(Data entries for graphics)
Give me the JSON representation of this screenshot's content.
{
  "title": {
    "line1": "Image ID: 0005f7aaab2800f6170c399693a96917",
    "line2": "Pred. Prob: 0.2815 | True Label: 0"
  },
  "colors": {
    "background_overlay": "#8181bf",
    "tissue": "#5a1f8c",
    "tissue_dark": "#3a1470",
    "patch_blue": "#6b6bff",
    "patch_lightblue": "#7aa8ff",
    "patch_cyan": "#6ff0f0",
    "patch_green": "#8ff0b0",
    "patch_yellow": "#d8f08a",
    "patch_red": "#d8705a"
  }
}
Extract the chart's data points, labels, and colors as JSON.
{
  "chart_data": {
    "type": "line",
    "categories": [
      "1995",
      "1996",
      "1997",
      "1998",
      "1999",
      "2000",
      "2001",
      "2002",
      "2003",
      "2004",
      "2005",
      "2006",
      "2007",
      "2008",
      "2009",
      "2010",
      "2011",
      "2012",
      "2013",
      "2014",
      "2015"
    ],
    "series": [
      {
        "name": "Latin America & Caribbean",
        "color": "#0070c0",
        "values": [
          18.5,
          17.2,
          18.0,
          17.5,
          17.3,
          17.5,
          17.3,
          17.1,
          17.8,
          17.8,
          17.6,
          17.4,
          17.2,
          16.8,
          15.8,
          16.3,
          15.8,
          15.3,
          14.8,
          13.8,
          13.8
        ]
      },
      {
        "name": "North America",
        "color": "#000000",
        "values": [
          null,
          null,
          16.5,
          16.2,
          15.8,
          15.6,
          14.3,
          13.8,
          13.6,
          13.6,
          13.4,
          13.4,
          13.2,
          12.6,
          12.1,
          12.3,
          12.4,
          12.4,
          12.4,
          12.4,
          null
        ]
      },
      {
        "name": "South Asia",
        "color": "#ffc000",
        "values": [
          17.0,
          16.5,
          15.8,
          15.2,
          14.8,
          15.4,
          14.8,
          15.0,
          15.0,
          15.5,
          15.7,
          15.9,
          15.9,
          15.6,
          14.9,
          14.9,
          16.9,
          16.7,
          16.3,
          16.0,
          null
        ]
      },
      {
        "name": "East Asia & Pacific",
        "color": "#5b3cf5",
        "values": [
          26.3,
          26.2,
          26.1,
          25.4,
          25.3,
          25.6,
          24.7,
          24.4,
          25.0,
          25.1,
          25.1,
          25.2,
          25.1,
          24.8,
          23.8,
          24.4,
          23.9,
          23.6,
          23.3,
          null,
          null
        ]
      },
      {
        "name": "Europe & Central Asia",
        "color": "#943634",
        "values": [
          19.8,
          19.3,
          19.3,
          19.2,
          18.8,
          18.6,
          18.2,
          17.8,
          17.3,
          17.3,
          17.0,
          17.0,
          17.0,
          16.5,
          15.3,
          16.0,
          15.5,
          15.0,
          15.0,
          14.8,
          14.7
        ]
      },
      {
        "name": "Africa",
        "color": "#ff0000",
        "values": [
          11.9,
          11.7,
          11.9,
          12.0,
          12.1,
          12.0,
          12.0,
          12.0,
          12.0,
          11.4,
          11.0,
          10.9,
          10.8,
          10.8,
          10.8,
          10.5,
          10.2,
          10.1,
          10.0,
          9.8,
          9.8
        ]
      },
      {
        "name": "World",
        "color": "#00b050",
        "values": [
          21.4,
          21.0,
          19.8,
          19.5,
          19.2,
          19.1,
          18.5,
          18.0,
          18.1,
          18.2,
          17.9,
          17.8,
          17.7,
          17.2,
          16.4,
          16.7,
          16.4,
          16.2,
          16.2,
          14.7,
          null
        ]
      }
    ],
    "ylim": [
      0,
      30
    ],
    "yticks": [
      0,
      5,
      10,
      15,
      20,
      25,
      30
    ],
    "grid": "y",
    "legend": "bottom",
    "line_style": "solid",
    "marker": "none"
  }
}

**What is asked:** Identify the lines that hold the word "colors". Copy every one of them.

**Solution:**
  "colors": {
Extract the chart's data points, labels, and colors as JSON.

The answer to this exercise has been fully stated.